Quoted text ->
— Start —
This process allows you to completely reproduce any Travis build job on your computer. Also, you can interrupt the process at any time and debug. Below is an example where I perfectly reproduce the results of job #191.1 on php-school/cli-menu
.
Prerequisites
- You have public repo on GitHub
- You ran at least one build on Travis
- You have Docker set up on your computer
Set up the build environment
Reference: https://docs.travis-ci.com/user/common-build-problems/
Make up your own temporary build ID
BUILDID="build-$RANDOM"
View the build log, open the show more button for WORKER INFORMATION and find the INSTANCE line, paste it in here and run (replace the tag after the colon with the newest available one):
INSTANCE="travisci/ci-garnet:packer-1512502276-986baf0"
Run the headless server
docker run --name $BUILDID -dit $INSTANCE /sbin/init
Run the attached client
docker exec -it $BUILDID bash -l
Run the job
Now you are now inside your Travis environment. Run su - travis
to begin.
This step is well defined but it is more tedious and manual. You will find every command that Travis runs in the environment. To do this, look for for everything in the right column which has a tag like 0.03s.
— End —
Extracted entries ->
— Start —
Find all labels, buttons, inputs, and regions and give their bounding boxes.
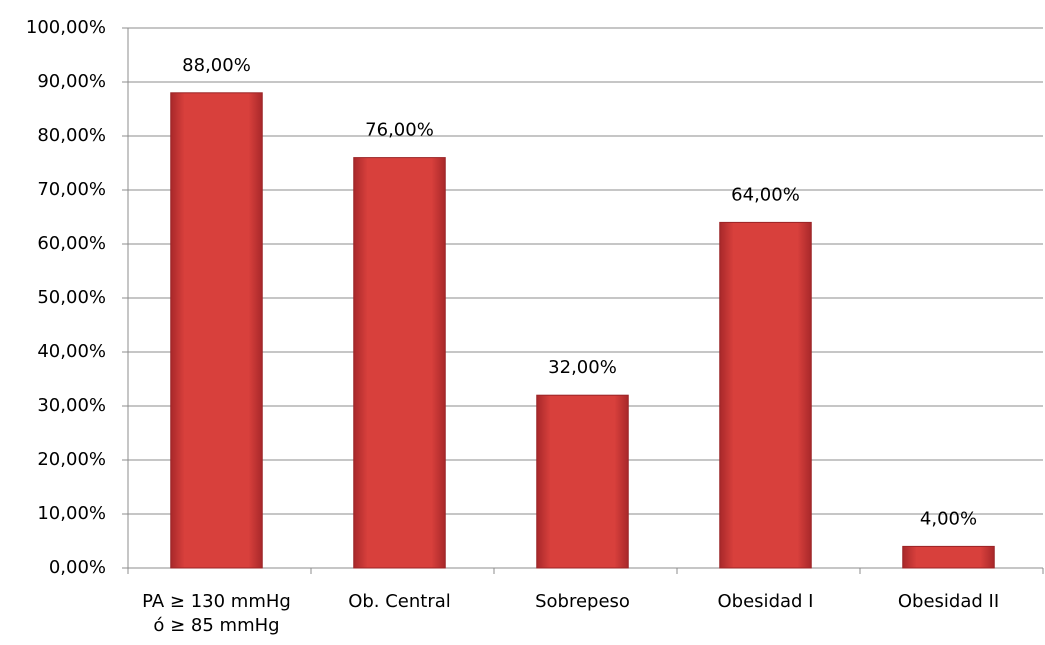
- data-label: 32,00%: [548, 357, 617, 378]
- x-tick-label: Obesidad II: [897, 591, 1000, 612]
- data-label: 76,00%: [365, 120, 434, 141]
- bar: [536, 394, 629, 569]
- data-label: 4,00%: [920, 508, 977, 529]
- y-tick-label: 10,00%: [37, 503, 106, 524]
- y-tick-label: 90,00%: [37, 71, 106, 92]
- y-tick-label: 0,00%: [49, 557, 106, 578]
- bar: [902, 545, 995, 569]
- data-label: 88,00%: [182, 55, 251, 76]
- bar: [353, 157, 446, 569]
- data-label: 64,00%: [731, 184, 800, 205]
- y-tick-label: 30,00%: [37, 395, 106, 416]
- x-tick-label: Ob. Central: [348, 591, 451, 612]
- y-tick-label: 80,00%: [37, 125, 106, 146]
- x-tick-label: Obesidad I: [717, 591, 814, 612]
- y-tick-label: 40,00%: [37, 341, 106, 362]
- y-tick-label: 70,00%: [37, 179, 106, 200]
- bar: [170, 92, 263, 569]
- y-tick-label: 100,00%: [26, 17, 106, 38]
- bar: [719, 221, 812, 569]
- x-tick-label: Sobrepeso: [535, 591, 630, 612]
- y-tick-label: 20,00%: [37, 449, 106, 470]
- x-tick-label: PA ≥ 130 mmHg ó ≥ 85 mmHg: [142, 591, 291, 636]
- y-tick-label: 60,00%: [37, 233, 106, 254]
- y-tick-label: 50,00%: [37, 287, 106, 308]
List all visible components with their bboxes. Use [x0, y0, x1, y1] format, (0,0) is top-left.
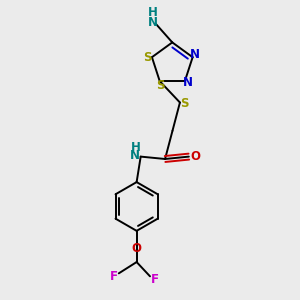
— End —
Exercise tasks ->
A. In the Travis build guide, which job does the author's example reproduce?
B. Based on the Travis build guide, mark each statement as yes or no and quote the words that decide it: (i) The process requires a public repo on GitHub. (ii) Once started, the process cannot be interrupted. (iii) The tag after the colon in the INSTANCE line should be replaced with the oldest available one.
C. Transcribe the part of the Travis build guide that begins at "View the build" and ends after "tag like 0.03s.".

Worked solutions ->
A. Job #191.1 on php-school/cli-menu.

B.
(i) Yes: "You have public repo on GitHub"
(ii) No: "you can interrupt the process at any time and debug"
(iii) No: "replace the tag after the colon with the newest available one"

C.
View the build log, open the show more button for WORKER INFORMATION and find the INSTANCE line, paste it in here and run (replace the tag after the colon with the newest available one):
INSTANCE="travisci/ci-garnet:packer-1512502276-986baf0"
Run the headless server
docker run --name $BUILDID -dit $INSTANCE /sbin/init
Run the attached client
docker exec -it $BUILDID bash -l
Run the job
Now you are now inside your Travis environment. Run su - travis
to begin.
This step is well defined but it is more tedious and manual. You will find every command that Travis runs in the environment. To do this, look for for everything in the right column which has a tag like 0.03s.